The problem: Go through the listing below and list every line with "JSON".

The input:

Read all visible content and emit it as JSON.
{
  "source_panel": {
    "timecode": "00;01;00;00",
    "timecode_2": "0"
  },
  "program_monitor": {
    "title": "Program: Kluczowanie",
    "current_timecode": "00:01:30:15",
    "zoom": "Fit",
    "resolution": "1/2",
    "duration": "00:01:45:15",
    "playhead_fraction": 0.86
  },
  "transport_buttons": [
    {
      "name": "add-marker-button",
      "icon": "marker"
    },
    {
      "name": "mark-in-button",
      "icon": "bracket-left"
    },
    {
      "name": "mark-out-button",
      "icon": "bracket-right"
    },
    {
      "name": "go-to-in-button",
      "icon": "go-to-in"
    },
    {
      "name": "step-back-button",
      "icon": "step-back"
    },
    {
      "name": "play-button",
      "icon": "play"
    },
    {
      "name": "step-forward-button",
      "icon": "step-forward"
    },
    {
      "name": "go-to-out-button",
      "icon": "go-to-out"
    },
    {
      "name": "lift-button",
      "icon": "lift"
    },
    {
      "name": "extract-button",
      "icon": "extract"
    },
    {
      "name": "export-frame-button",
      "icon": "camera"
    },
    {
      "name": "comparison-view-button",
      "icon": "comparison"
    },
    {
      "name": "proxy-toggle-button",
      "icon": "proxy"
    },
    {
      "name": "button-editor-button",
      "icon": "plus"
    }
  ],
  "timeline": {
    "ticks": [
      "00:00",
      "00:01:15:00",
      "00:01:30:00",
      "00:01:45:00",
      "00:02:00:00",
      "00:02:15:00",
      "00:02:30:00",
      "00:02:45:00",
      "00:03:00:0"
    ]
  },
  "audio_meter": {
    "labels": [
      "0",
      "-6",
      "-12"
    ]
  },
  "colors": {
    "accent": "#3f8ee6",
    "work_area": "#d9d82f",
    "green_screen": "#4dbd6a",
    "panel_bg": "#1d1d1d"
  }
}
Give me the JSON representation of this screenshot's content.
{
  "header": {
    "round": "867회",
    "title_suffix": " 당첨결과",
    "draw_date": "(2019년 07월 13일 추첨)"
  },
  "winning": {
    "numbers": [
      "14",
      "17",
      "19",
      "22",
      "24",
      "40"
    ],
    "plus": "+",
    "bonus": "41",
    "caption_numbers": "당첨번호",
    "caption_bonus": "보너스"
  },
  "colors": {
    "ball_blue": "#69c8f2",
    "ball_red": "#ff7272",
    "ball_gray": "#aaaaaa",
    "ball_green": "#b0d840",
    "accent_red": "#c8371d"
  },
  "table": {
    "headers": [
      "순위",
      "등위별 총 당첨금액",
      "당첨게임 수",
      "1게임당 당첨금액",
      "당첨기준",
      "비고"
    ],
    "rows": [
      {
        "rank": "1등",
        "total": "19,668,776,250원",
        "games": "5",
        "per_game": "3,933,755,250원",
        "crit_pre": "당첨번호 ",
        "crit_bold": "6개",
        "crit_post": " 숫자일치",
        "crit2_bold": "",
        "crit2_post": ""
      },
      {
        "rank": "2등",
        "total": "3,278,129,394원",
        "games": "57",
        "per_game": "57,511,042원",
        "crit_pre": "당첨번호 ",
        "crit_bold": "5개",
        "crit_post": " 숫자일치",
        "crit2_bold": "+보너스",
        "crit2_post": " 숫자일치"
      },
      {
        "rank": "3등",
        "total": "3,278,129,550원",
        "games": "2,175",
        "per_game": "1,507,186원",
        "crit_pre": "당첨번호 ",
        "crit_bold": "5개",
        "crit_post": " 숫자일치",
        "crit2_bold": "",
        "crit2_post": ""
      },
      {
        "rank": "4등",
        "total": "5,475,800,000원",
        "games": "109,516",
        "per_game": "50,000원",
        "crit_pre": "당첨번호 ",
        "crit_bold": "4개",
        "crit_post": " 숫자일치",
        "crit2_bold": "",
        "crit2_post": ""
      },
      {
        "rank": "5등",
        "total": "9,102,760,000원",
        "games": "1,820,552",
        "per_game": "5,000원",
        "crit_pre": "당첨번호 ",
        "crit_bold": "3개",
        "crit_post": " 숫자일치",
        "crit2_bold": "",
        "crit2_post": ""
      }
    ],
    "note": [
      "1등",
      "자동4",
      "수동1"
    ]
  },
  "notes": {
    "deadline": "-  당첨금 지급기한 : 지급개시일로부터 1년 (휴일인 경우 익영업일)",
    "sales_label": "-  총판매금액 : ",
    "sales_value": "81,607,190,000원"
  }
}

The completed task:
Read all visible content and emit it as JSON.
Give me the JSON representation of this screenshot's content.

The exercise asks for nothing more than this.